**Exercise task:**
Collect all lines below with the string "todo".
☆ ☆ ☆ ☆
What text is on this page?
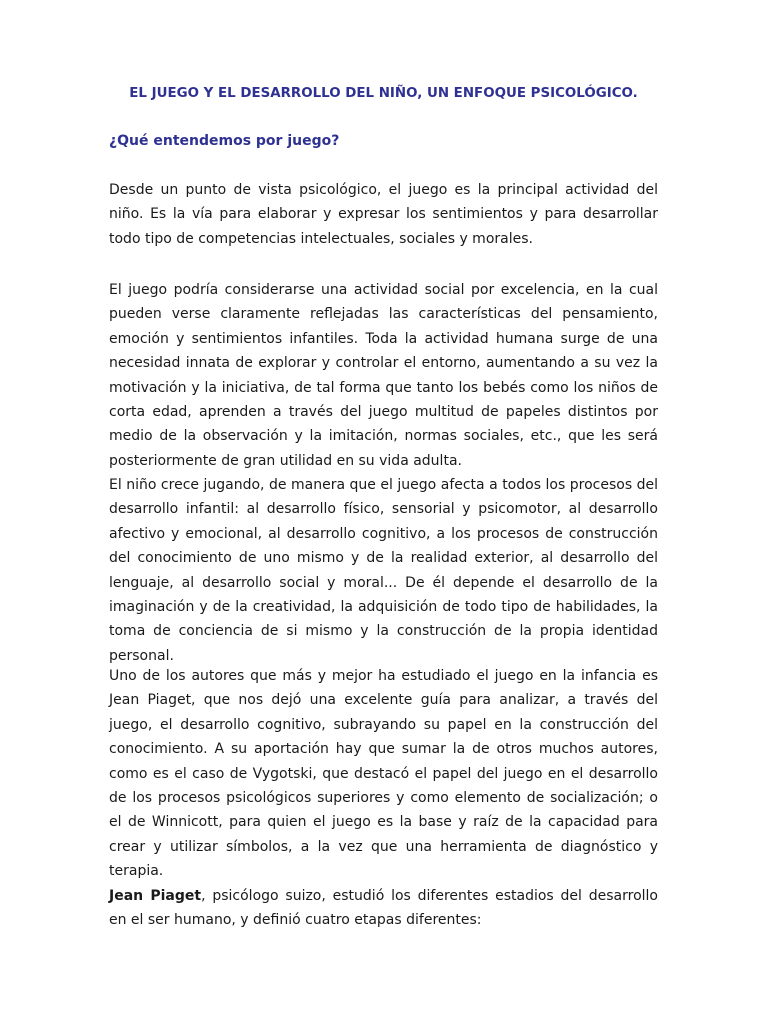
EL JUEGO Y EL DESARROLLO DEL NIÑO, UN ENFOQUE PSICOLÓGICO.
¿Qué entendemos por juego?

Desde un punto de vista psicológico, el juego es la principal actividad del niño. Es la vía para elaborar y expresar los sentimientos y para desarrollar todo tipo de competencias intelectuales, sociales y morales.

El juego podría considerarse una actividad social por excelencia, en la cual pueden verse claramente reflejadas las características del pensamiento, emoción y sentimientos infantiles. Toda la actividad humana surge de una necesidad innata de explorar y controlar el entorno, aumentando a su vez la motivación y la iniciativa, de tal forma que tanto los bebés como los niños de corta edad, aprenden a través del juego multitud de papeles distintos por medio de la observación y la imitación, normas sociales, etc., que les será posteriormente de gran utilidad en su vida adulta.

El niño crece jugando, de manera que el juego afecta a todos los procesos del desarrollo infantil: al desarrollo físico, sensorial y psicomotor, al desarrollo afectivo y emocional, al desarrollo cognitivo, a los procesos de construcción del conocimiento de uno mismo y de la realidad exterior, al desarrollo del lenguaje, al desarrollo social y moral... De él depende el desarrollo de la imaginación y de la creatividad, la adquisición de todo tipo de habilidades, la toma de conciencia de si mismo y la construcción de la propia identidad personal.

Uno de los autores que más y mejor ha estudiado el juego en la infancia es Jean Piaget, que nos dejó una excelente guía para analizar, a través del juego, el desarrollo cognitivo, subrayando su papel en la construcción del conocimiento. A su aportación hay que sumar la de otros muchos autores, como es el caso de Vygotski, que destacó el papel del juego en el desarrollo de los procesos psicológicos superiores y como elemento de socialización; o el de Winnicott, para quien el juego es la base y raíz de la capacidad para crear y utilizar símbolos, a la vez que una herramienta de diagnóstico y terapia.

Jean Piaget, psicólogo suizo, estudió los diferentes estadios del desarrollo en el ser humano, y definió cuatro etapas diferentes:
☆ ☆ ☆ ☆
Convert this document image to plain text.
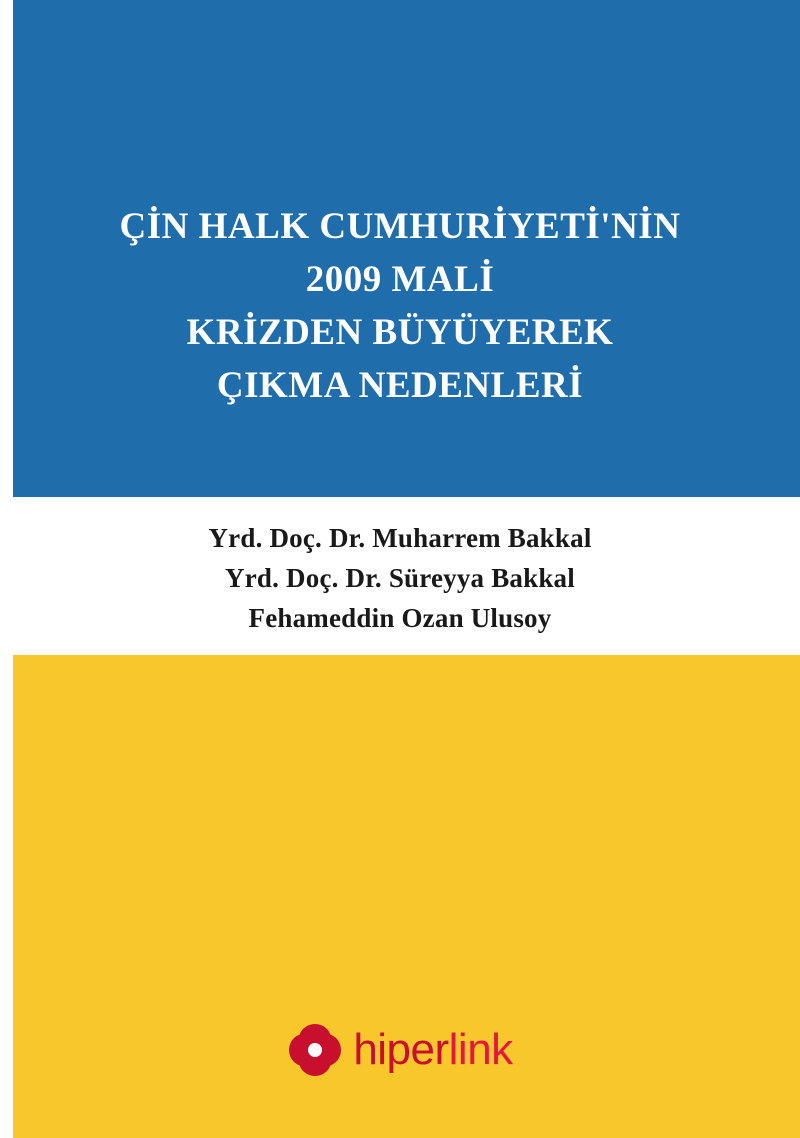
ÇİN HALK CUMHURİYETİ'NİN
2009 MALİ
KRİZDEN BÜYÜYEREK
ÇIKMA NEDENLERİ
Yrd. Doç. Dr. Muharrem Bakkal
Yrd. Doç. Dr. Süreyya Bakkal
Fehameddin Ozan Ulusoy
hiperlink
☆ ☆ ☆ ☆
**Exercise response:**
Desde un punto de vista psicológico, el juego es la principal actividad del niño. Es la vía para elaborar y expresar los sentimientos y para desarrollar todo tipo de competencias intelectuales, sociales y morales.
El niño crece jugando, de manera que el juego afecta a todos los procesos del desarrollo infantil: al desarrollo físico, sensorial y psicomotor, al desarrollo afectivo y emocional, al desarrollo cognitivo, a los procesos de construcción del conocimiento de uno mismo y de la realidad exterior, al desarrollo del lenguaje, al desarrollo social y moral... De él depende el desarrollo de la imaginación y de la creatividad, la adquisición de todo tipo de habilidades, la toma de conciencia de si mismo y la construcción de la propia identidad personal.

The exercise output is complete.